**Saved entries**
● ● ● ● ● ● ●
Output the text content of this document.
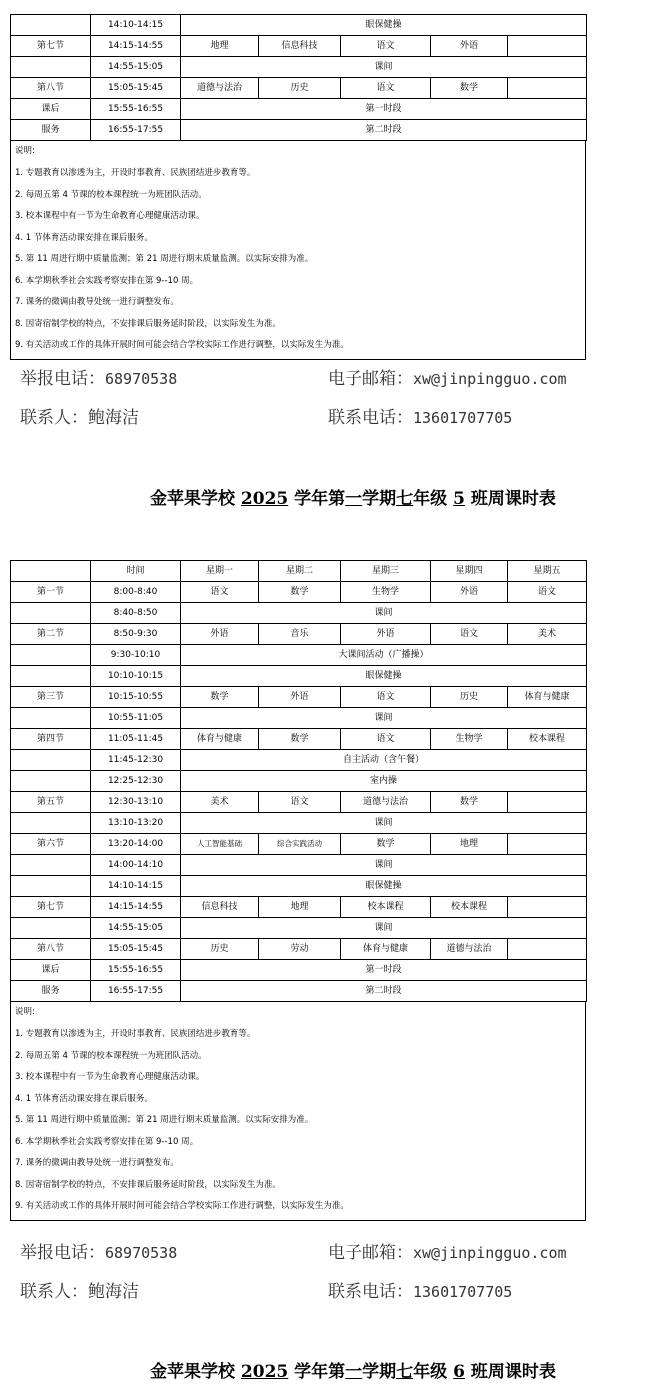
	14:10-14:15	眼保健操				
第七节	14:15-14:55	地理	信息科技	语文	外语	
	14:55-15:05	课间				
第八节	15:05-15:45	道德与法治	历史	语文	数学	
课后	15:55-16:55	第一时段				
服务	16:55-17:55	第二时段				
说明:
1. 专题教育以渗透为主，开设时事教育、民族团结进步教育等。
2. 每周五第 4 节课的校本课程统一为班团队活动。
3. 校本课程中有一节为生命教育心理健康活动课。
4. 1 节体育活动课安排在课后服务。
5. 第 11 周进行期中质量监测；第 21 周进行期末质量监测。以实际安排为准。
6. 本学期秋季社会实践考察安排在第 9--10 周。
7. 课务的微调由教导处统一进行调整发布。
8. 因寄宿制学校的特点，不安排课后服务延时阶段，以实际发生为准。
9. 有关活动或工作的具体开展时间可能会结合学校实际工作进行调整，以实际发生为准。
举报电话：68970538	电子邮箱：xw@jinpingguo.com
联系人：鲍海洁	联系电话：13601707705
金苹果学校 2025 学年第一学期七年级 5 班周课时表
	时间	星期一	星期二	星期三	星期四	星期五
第一节	8:00-8:40	语文	数学	生物学	外语	语文
	8:40-8:50	课间				
第二节	8:50-9:30	外语	音乐	外语	语文	美术
	9:30-10:10	大课间活动（广播操）				
	10:10-10:15	眼保健操				
第三节	10:15-10:55	数学	外语	语文	历史	体育与健康
	10:55-11:05	课间				
第四节	11:05-11:45	体育与健康	数学	语文	生物学	校本课程
	11:45-12:30	自主活动（含午餐）				
	12:25-12:30	室内操				
第五节	12:30-13:10	美术	语文	道德与法治	数学	
	13:10-13:20	课间				
第六节	13:20-14:00	人工智能基础	综合实践活动	数学	地理	
	14:00-14:10	课间				
	14:10-14:15	眼保健操				
第七节	14:15-14:55	信息科技	地理	校本课程	校本课程	
	14:55-15:05	课间				
第八节	15:05-15:45	历史	劳动	体育与健康	道德与法治	
课后	15:55-16:55	第一时段				
服务	16:55-17:55	第二时段				
说明:
1. 专题教育以渗透为主，开设时事教育、民族团结进步教育等。
2. 每周五第 4 节课的校本课程统一为班团队活动。
3. 校本课程中有一节为生命教育心理健康活动课。
4. 1 节体育活动课安排在课后服务。
5. 第 11 周进行期中质量监测；第 21 周进行期末质量监测。以实际安排为准。
6. 本学期秋季社会实践考察安排在第 9--10 周。
7. 课务的微调由教导处统一进行调整发布。
8. 因寄宿制学校的特点，不安排课后服务延时阶段，以实际发生为准。
9. 有关活动或工作的具体开展时间可能会结合学校实际工作进行调整，以实际发生为准。
举报电话：68970538	电子邮箱：xw@jinpingguo.com
联系人：鲍海洁	联系电话：13601707705
金苹果学校 2025 学年第一学期七年级 6 班周课时表
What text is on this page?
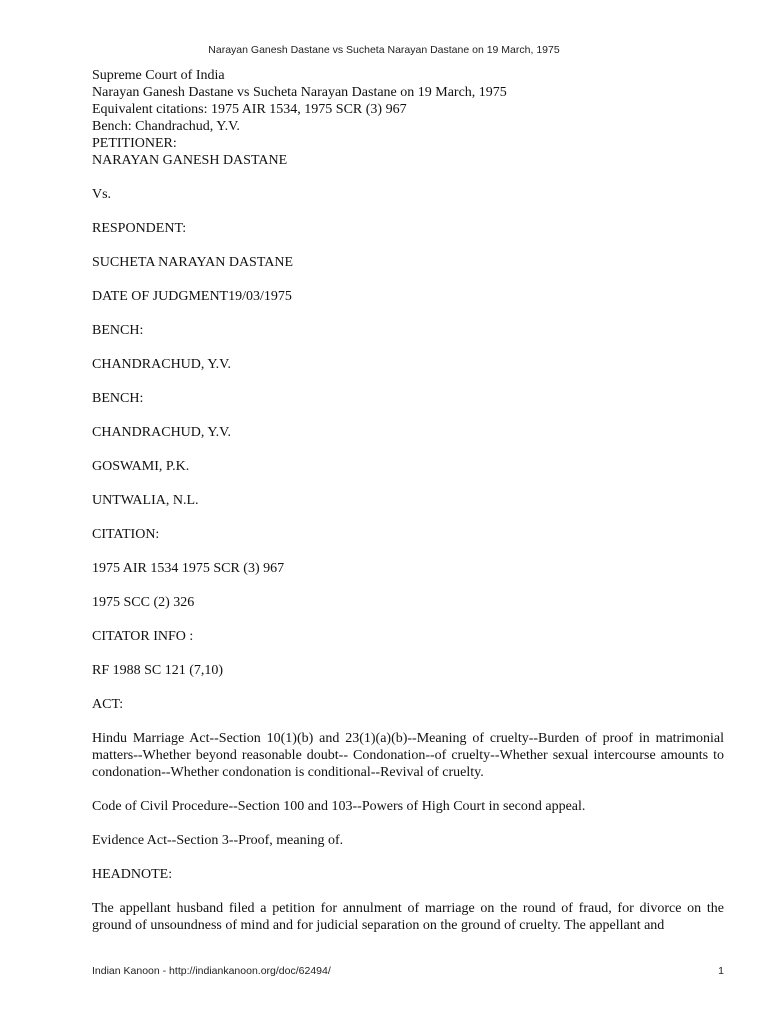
Narayan Ganesh Dastane vs Sucheta Narayan Dastane on 19 March, 1975
Supreme Court of India
Narayan Ganesh Dastane vs Sucheta Narayan Dastane on 19 March, 1975
Equivalent citations: 1975 AIR 1534, 1975 SCR (3) 967
Bench: Chandrachud, Y.V.
PETITIONER:

NARAYAN GANESH DASTANE

Vs.

RESPONDENT:

SUCHETA NARAYAN DASTANE

DATE OF JUDGMENT19/03/1975

BENCH:

CHANDRACHUD, Y.V.

BENCH:

CHANDRACHUD, Y.V.

GOSWAMI, P.K.

UNTWALIA, N.L.

CITATION:

1975 AIR 1534 1975 SCR (3) 967

1975 SCC (2) 326

CITATOR INFO :

RF 1988 SC 121 (7,10)

ACT:

Hindu Marriage Act--Section 10(1)(b) and 23(1)(a)(b)--Meaning of cruelty--Burden of proof in matrimonial matters--Whether beyond reasonable doubt-- Condonation--of cruelty--Whether sexual intercourse amounts to condonation--Whether condonation is conditional--Revival of cruelty.

Code of Civil Procedure--Section 100 and 103--Powers of High Court in second appeal.

Evidence Act--Section 3--Proof, meaning of.

HEADNOTE:

The appellant husband filed a petition for annulment of marriage on the round of fraud, for divorce on the ground of unsoundness of mind and for judicial separation on the ground of cruelty. The appellant and

Indian Kanoon - http://indiankanoon.org/doc/62494/	1
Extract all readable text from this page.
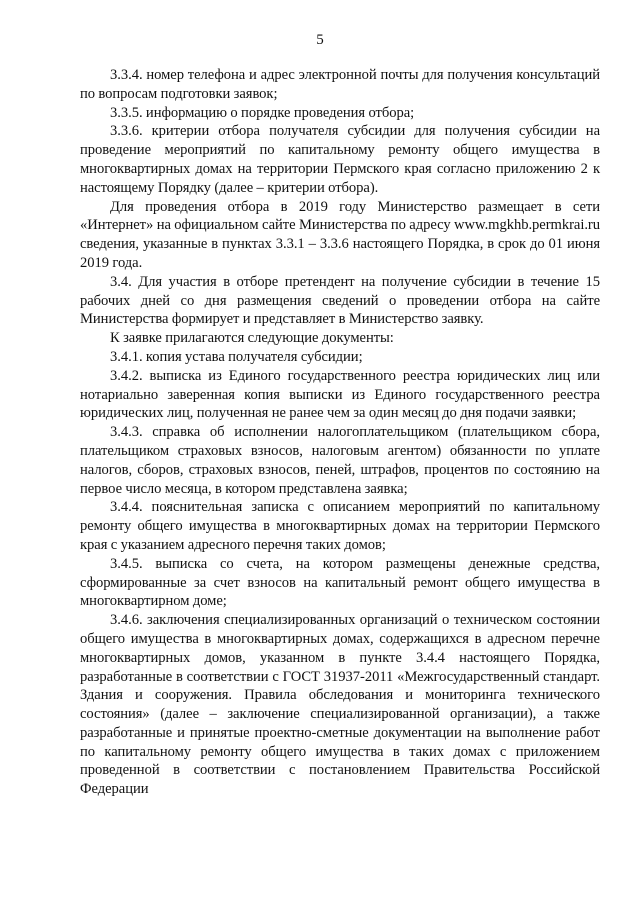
5

3.3.4. номер телефона и адрес электронной почты для получения консультаций по вопросам подготовки заявок;

3.3.5. информацию о порядке проведения отбора;

3.3.6. критерии отбора получателя субсидии для получения субсидии на проведение мероприятий по капитальному ремонту общего имущества в многоквартирных домах на территории Пермского края согласно приложению 2 к настоящему Порядку (далее – критерии отбора).

Для проведения отбора в 2019 году Министерство размещает в сети «Интернет» на официальном сайте Министерства по адресу www.mgkhb.permkrai.ru сведения, указанные в пунктах 3.3.1 – 3.3.6 настоящего Порядка, в срок до 01 июня 2019 года.

3.4. Для участия в отборе претендент на получение субсидии в течение 15 рабочих дней со дня размещения сведений о проведении отбора на сайте Министерства формирует и представляет в Министерство заявку.

К заявке прилагаются следующие документы:

3.4.1. копия устава получателя субсидии;

3.4.2. выписка из Единого государственного реестра юридических лиц или нотариально заверенная копия выписки из Единого государственного реестра юридических лиц, полученная не ранее чем за один месяц до дня подачи заявки;

3.4.3. справка об исполнении налогоплательщиком (плательщиком сбора, плательщиком страховых взносов, налоговым агентом) обязанности по уплате налогов, сборов, страховых взносов, пеней, штрафов, процентов по состоянию на первое число месяца, в котором представлена заявка;

3.4.4. пояснительная записка с описанием мероприятий по капитальному ремонту общего имущества в многоквартирных домах на территории Пермского края с указанием адресного перечня таких домов;

3.4.5. выписка со счета, на котором размещены денежные средства, сформированные за счет взносов на капитальный ремонт общего имущества в многоквартирном доме;

3.4.6. заключения специализированных организаций о техническом состоянии общего имущества в многоквартирных домах, содержащихся в адресном перечне многоквартирных домов, указанном в пункте 3.4.4 настоящего Порядка, разработанные в соответствии с ГОСТ 31937-2011 «Межгосударственный стандарт. Здания и сооружения. Правила обследования и мониторинга технического состояния» (далее – заключение специализированной организации), а также разработанные и принятые проектно-сметные документации на выполнение работ по капитальному ремонту общего имущества в таких домах с приложением проведенной в соответствии с постановлением Правительства Российской Федерации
● ● ● ● ● ● ●
**Stated exercise**
Which lines of the data above contain "班周课时表"? Copy each one.

**Exercise solution**
金苹果学校 2025 学年第一学期七年级 5 班周课时表
金苹果学校 2025 学年第一学期七年级 6 班周课时表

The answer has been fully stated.